(Collected data entries)

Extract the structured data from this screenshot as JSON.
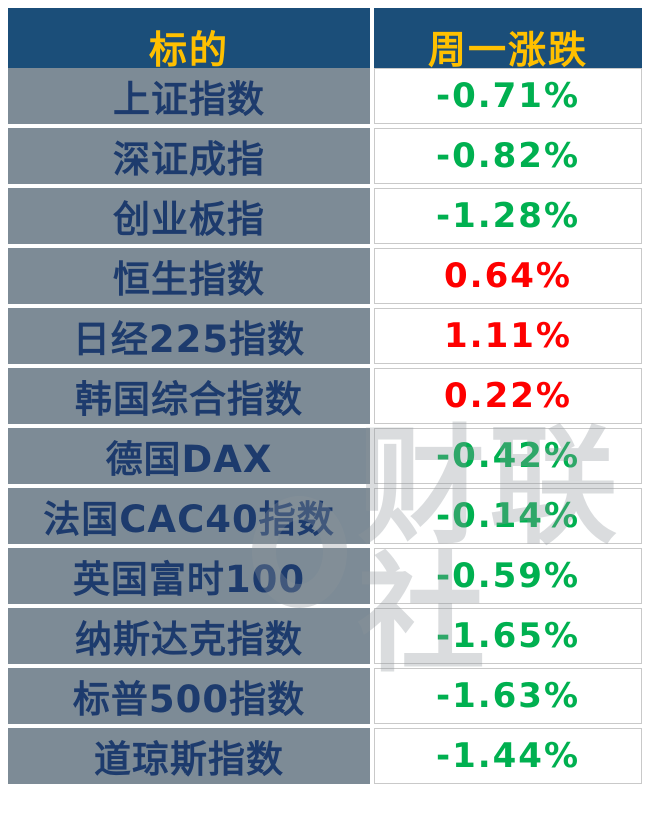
{
  "header": {
    "target": "标的",
    "change": "周一涨跌"
  },
  "rows": [
    {
      "name": "上证指数",
      "change": "-0.71%",
      "direction": "down"
    },
    {
      "name": "深证成指",
      "change": "-0.82%",
      "direction": "down"
    },
    {
      "name": "创业板指",
      "change": "-1.28%",
      "direction": "down"
    },
    {
      "name": "恒生指数",
      "change": "0.64%",
      "direction": "up"
    },
    {
      "name": "日经225指数",
      "change": "1.11%",
      "direction": "up"
    },
    {
      "name": "韩国综合指数",
      "change": "0.22%",
      "direction": "up"
    },
    {
      "name": "德国DAX",
      "change": "-0.42%",
      "direction": "down"
    },
    {
      "name": "法国CAC40指数",
      "change": "-0.14%",
      "direction": "down"
    },
    {
      "name": "英国富时100",
      "change": "-0.59%",
      "direction": "down"
    },
    {
      "name": "纳斯达克指数",
      "change": "-1.65%",
      "direction": "down"
    },
    {
      "name": "标普500指数",
      "change": "-1.63%",
      "direction": "down"
    },
    {
      "name": "道琼斯指数",
      "change": "-1.44%",
      "direction": "down"
    }
  ],
  "watermark": {
    "text": "财联社"
  },
  "colors": {
    "header_bg": "#1b4e79",
    "header_text": "#ffc000",
    "name_bg": "#7d8b96",
    "name_text": "#1d3b6d",
    "up": "#fe0000",
    "down": "#00b050",
    "cell_border": "#c9c9c9"
  },
  "chart_data": {
    "type": "table",
    "columns": [
      "标的",
      "周一涨跌"
    ],
    "rows": [
      [
        "上证指数",
        -0.71
      ],
      [
        "深证成指",
        -0.82
      ],
      [
        "创业板指",
        -1.28
      ],
      [
        "恒生指数",
        0.64
      ],
      [
        "日经225指数",
        1.11
      ],
      [
        "韩国综合指数",
        0.22
      ],
      [
        "德国DAX",
        -0.42
      ],
      [
        "法国CAC40指数",
        -0.14
      ],
      [
        "英国富时100",
        -0.59
      ],
      [
        "纳斯达克指数",
        -1.65
      ],
      [
        "标普500指数",
        -1.63
      ],
      [
        "道琼斯指数",
        -1.44
      ]
    ],
    "unit": "%",
    "color_convention": "red = gain, green = loss"
  }
}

# [SHORT TASK]
Are you able to set down all the lines above exactly, without any pictures?

# [THE SOLUTION]
Extract the structured data from this screenshot as JSON.
{
  "header": {
    "target": "标的",
    "change": "周一涨跌"
  },
  "rows": [
    {
      "name": "上证指数",
      "change": "-0.71%",
      "direction": "down"
    },
    {
      "name": "深证成指",
      "change": "-0.82%",
      "direction": "down"
    },
    {
      "name": "创业板指",
      "change": "-1.28%",
      "direction": "down"
    },
    {
      "name": "恒生指数",
      "change": "0.64%",
      "direction": "up"
    },
    {
      "name": "日经225指数",
      "change": "1.11%",
      "direction": "up"
    },
    {
      "name": "韩国综合指数",
      "change": "0.22%",
      "direction": "up"
    },
    {
      "name": "德国DAX",
      "change": "-0.42%",
      "direction": "down"
    },
    {
      "name": "法国CAC40指数",
      "change": "-0.14%",
      "direction": "down"
    },
    {
      "name": "英国富时100",
      "change": "-0.59%",
      "direction": "down"
    },
    {
      "name": "纳斯达克指数",
      "change": "-1.65%",
      "direction": "down"
    },
    {
      "name": "标普500指数",
      "change": "-1.63%",
      "direction": "down"
    },
    {
      "name": "道琼斯指数",
      "change": "-1.44%",
      "direction": "down"
    }
  ],
  "watermark": {
    "text": "财联社"
  },
  "colors": {
    "header_bg": "#1b4e79",
    "header_text": "#ffc000",
    "name_bg": "#7d8b96",
    "name_text": "#1d3b6d",
    "up": "#fe0000",
    "down": "#00b050",
    "cell_border": "#c9c9c9"
  },
  "chart_data": {
    "type": "table",
    "columns": [
      "标的",
      "周一涨跌"
    ],
    "rows": [
      [
        "上证指数",
        -0.71
      ],
      [
        "深证成指",
        -0.82
      ],
      [
        "创业板指",
        -1.28
      ],
      [
        "恒生指数",
        0.64
      ],
      [
        "日经225指数",
        1.11
      ],
      [
        "韩国综合指数",
        0.22
      ],
      [
        "德国DAX",
        -0.42
      ],
      [
        "法国CAC40指数",
        -0.14
      ],
      [
        "英国富时100",
        -0.59
      ],
      [
        "纳斯达克指数",
        -1.65
      ],
      [
        "标普500指数",
        -1.63
      ],
      [
        "道琼斯指数",
        -1.44
      ]
    ],
    "unit": "%",
    "color_convention": "red = gain, green = loss"
  }
}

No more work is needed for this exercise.